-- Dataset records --
------------------------------------------------

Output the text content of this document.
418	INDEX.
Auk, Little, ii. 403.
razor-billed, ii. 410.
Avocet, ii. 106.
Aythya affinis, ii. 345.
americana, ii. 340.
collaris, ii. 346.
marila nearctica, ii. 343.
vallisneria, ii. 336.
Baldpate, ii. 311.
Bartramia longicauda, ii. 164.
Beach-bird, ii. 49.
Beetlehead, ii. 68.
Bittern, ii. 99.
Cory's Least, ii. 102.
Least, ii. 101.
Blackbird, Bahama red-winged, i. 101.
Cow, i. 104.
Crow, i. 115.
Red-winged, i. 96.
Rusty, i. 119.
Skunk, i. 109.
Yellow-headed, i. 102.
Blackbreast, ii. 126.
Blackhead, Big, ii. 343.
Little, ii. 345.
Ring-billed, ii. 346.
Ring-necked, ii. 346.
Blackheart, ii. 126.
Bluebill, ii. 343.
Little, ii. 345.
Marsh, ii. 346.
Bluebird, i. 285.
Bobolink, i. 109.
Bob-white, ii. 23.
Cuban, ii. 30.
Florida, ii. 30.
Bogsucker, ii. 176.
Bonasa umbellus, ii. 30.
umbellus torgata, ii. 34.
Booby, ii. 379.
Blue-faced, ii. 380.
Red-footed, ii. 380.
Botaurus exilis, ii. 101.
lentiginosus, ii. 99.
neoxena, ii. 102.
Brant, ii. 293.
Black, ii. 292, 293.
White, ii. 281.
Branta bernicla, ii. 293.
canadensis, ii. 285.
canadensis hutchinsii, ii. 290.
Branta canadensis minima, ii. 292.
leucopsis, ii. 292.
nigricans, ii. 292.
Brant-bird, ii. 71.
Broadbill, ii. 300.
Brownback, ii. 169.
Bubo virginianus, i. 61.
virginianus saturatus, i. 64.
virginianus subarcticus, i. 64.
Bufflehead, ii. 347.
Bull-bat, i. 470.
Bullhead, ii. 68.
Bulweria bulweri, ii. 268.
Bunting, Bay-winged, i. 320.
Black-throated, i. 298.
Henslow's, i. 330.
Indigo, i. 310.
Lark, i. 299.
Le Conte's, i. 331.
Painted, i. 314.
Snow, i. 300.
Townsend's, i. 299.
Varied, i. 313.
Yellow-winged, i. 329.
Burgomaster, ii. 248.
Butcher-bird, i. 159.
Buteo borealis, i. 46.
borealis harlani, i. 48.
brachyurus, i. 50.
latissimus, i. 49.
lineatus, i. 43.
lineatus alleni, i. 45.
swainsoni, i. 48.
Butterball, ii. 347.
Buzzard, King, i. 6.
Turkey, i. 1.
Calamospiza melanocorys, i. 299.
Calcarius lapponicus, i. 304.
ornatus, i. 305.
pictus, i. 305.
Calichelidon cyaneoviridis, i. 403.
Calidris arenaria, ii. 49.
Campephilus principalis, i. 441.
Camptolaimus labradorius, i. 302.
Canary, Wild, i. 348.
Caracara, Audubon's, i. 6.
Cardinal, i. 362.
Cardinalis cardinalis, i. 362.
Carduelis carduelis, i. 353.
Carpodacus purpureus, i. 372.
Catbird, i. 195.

------------------------------------------------

-- EXERCISE --
Copy every single line of the material above that holds "canadensis".

-- RESULT --
canadensis, ii. 285.
canadensis hutchinsii, ii. 290.
Branta canadensis minima, ii. 292.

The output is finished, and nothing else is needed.